(Source records)
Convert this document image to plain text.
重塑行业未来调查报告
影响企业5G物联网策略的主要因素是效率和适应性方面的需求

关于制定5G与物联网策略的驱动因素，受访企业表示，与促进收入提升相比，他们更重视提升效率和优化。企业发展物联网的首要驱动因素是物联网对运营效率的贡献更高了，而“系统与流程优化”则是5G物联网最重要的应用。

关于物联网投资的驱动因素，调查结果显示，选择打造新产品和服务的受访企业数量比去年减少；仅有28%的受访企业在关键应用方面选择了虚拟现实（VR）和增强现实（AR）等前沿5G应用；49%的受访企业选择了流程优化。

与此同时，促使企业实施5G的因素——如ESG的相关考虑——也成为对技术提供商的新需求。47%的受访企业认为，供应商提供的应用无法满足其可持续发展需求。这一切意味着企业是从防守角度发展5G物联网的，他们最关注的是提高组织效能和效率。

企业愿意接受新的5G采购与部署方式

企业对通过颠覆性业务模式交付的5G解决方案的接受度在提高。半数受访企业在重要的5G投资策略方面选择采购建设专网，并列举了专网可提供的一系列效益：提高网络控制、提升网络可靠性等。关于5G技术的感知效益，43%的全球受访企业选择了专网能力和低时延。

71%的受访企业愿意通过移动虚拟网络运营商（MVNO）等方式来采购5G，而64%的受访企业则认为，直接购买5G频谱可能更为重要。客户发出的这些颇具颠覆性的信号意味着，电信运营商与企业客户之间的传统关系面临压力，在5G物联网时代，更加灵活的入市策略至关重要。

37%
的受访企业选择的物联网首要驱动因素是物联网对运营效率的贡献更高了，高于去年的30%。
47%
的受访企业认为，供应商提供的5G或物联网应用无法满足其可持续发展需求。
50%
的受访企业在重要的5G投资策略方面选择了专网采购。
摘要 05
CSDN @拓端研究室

---

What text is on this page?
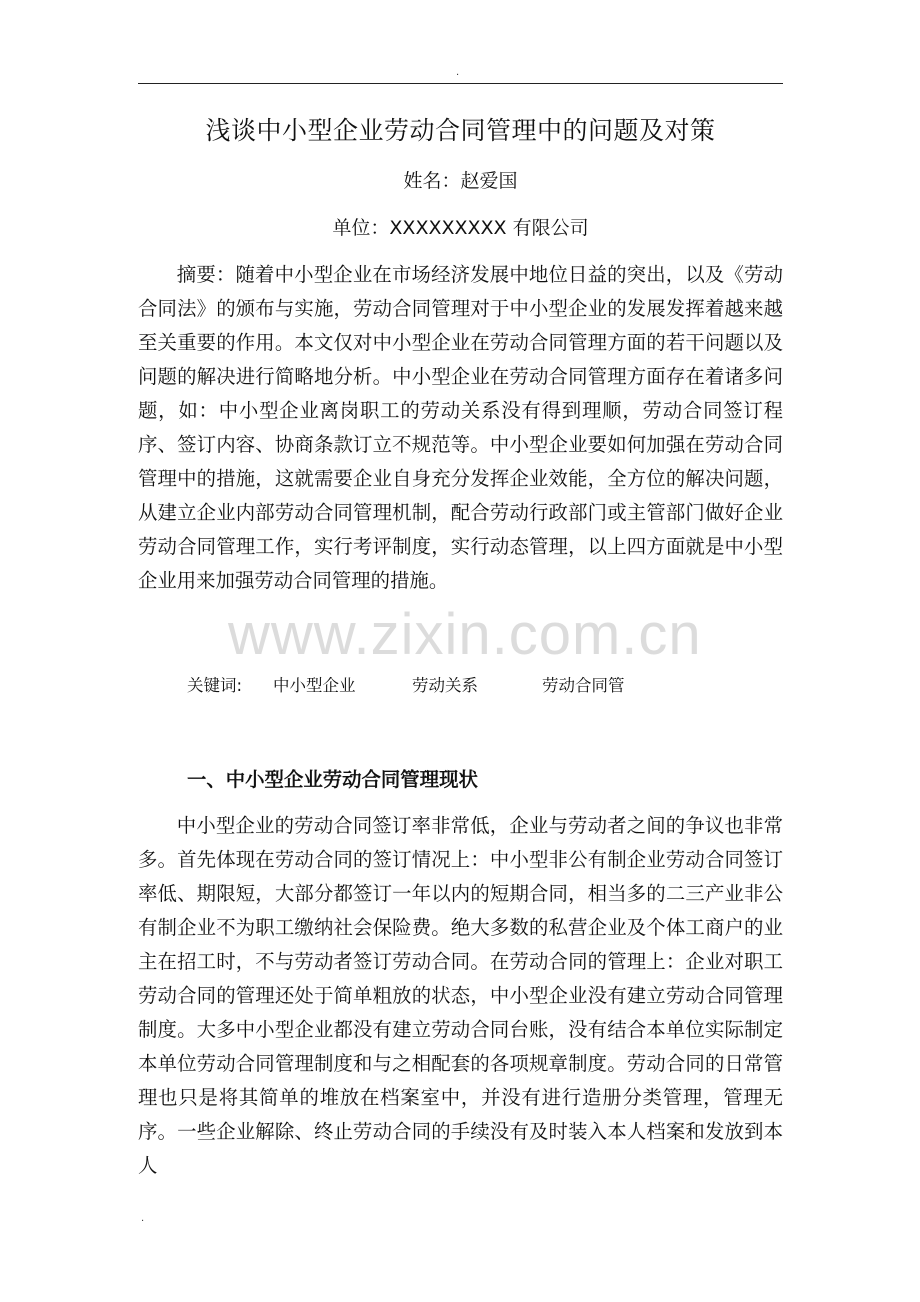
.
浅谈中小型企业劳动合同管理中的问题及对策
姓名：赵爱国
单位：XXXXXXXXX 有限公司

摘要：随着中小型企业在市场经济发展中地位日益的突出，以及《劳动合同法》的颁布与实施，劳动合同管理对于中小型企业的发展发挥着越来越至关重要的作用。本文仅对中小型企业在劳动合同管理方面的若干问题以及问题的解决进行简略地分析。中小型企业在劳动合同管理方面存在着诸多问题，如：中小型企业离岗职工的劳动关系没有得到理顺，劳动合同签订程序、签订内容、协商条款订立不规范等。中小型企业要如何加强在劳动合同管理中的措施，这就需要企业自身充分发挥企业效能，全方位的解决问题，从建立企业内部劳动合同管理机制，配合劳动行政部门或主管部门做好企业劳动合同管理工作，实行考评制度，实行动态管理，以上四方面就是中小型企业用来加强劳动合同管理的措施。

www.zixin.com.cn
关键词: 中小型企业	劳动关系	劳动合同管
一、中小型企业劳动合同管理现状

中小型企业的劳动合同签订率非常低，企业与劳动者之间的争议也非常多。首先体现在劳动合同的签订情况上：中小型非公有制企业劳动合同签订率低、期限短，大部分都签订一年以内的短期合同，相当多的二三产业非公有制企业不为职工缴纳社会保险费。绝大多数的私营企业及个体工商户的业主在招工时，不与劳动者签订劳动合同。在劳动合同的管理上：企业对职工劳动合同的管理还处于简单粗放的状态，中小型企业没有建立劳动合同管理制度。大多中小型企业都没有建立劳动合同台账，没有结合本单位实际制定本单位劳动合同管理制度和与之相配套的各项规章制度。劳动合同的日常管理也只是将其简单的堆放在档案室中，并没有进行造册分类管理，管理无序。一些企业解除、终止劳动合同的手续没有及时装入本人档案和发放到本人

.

PROBLEM TO WORK ON. Identify and list each line with the word "text".

OUTPUT OF THE EXERCISE.
Convert this document image to plain text.
What text is on this page?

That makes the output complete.